## Begin RECORDED INFORMATION
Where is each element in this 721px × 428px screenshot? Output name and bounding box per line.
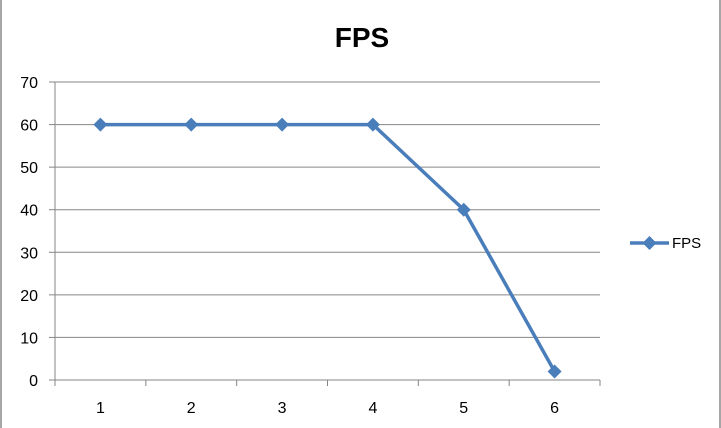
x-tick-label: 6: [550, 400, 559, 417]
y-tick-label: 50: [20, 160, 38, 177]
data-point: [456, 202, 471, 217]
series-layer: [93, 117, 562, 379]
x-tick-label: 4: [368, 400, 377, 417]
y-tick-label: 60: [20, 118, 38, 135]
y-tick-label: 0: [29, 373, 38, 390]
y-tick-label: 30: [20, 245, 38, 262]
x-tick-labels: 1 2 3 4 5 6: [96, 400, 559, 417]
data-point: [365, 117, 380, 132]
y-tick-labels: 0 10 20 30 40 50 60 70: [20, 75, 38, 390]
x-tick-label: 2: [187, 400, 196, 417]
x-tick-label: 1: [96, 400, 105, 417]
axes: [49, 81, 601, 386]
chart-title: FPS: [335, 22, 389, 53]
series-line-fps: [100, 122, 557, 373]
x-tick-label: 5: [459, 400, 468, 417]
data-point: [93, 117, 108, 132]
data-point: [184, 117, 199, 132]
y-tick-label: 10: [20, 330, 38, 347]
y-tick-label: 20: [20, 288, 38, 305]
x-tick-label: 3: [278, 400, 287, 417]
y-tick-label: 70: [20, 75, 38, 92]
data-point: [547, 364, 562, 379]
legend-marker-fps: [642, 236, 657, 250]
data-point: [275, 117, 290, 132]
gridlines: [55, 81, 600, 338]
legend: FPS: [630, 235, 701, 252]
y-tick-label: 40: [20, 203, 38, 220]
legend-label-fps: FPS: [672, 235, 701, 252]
## End RECORDED INFORMATION
> TASK TO CARRY OUT: Can you reproduce the lines above exactly, from the line containing "x-tick-label: 6: [550, 400, 559, 417]" through the line containing "x-tick-labels: 1 2", with both of those lines included?

> SOLUTION:
x-tick-label: 6: [550, 400, 559, 417]
y-tick-label: 50: [20, 160, 38, 177]
data-point: [456, 202, 471, 217]
series-layer: [93, 117, 562, 379]
x-tick-label: 4: [368, 400, 377, 417]
y-tick-label: 60: [20, 118, 38, 135]
y-tick-label: 0: [29, 373, 38, 390]
y-tick-label: 30: [20, 245, 38, 262]
x-tick-labels: 1 2 3 4 5 6: [96, 400, 559, 417]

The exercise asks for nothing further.